[Data provided]
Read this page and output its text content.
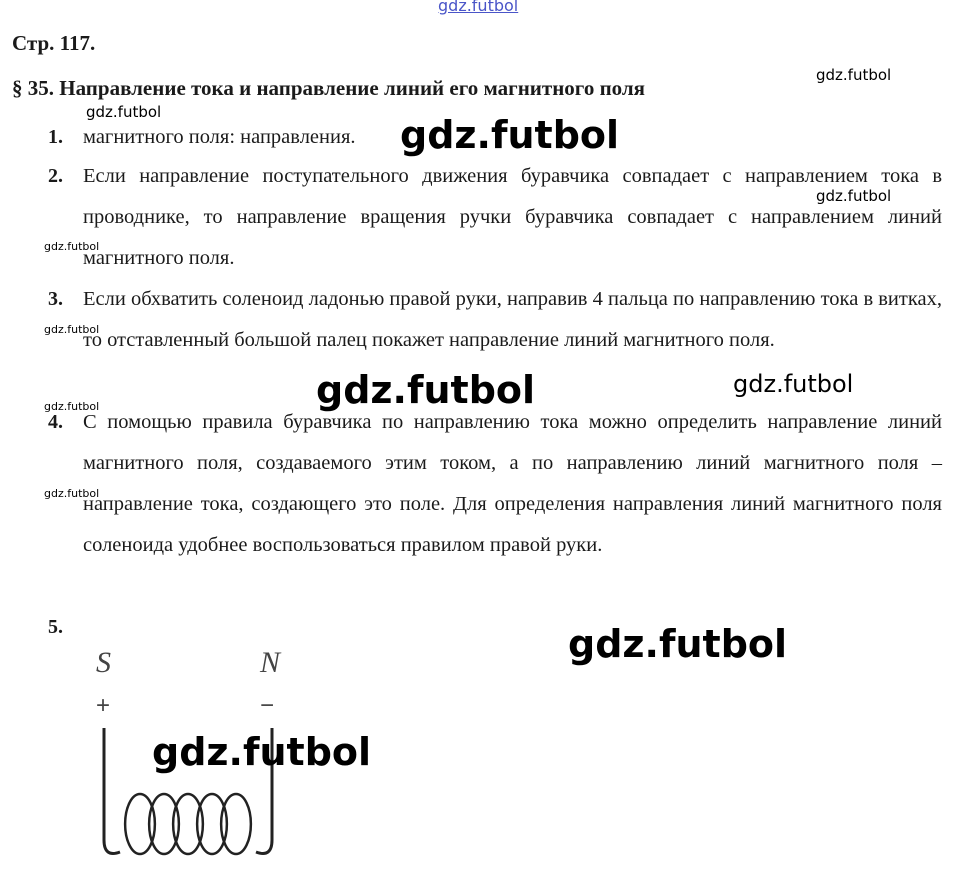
Стр. 117.
§ 35. Направление тока и направление линий его магнитного поля
1. магнитного поля: направления.
2. Если направление поступательного движения буравчика совпадает с направлением тока в проводнике, то направление вращения ручки буравчика совпадает с направлением линий магнитного поля.
3. Если обхватить соленоид ладонью правой руки, направив 4 пальца по направлению тока в витках, то отставленный большой палец покажет направление линий магнитного поля.
4. С помощью правила буравчика по направлению тока можно определить направление линий магнитного поля, создаваемого этим током, а по направлению линий магнитного поля – направление тока, создающего это поле. Для определения направления линий магнитного поля соленоида удобнее воспользоваться правилом правой руки.
5.
S	N
+	−
gdz.futbol
gdz.futbol
gdz.futbol
gdz.futbol
gdz.futbol
gdz.futbol
gdz.futbol
gdz.futbol	gdz.futbol
gdz.futbol
gdz.futbol
gdz.futbol
gdz.futbol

[Problem to work on] Pictures in the records above should not be copied. Repeat everything else exactly.

[Exercise output]
Read this page and output its text content.
Стр. 117.
§ 35. Направление тока и направление линий его магнитного поля
1. магнитного поля: направления.
2. Если направление поступательного движения буравчика совпадает с направлением тока в проводнике, то направление вращения ручки буравчика совпадает с направлением линий магнитного поля.
3. Если обхватить соленоид ладонью правой руки, направив 4 пальца по направлению тока в витках, то отставленный большой палец покажет направление линий магнитного поля.
4. С помощью правила буравчика по направлению тока можно определить направление линий магнитного поля, создаваемого этим током, а по направлению линий магнитного поля – направление тока, создающего это поле. Для определения направления линий магнитного поля соленоида удобнее воспользоваться правилом правой руки.
5.
S	N
+	−
gdz.futbol
gdz.futbol
gdz.futbol
gdz.futbol
gdz.futbol
gdz.futbol
gdz.futbol
gdz.futbol	gdz.futbol
gdz.futbol
gdz.futbol
gdz.futbol
gdz.futbol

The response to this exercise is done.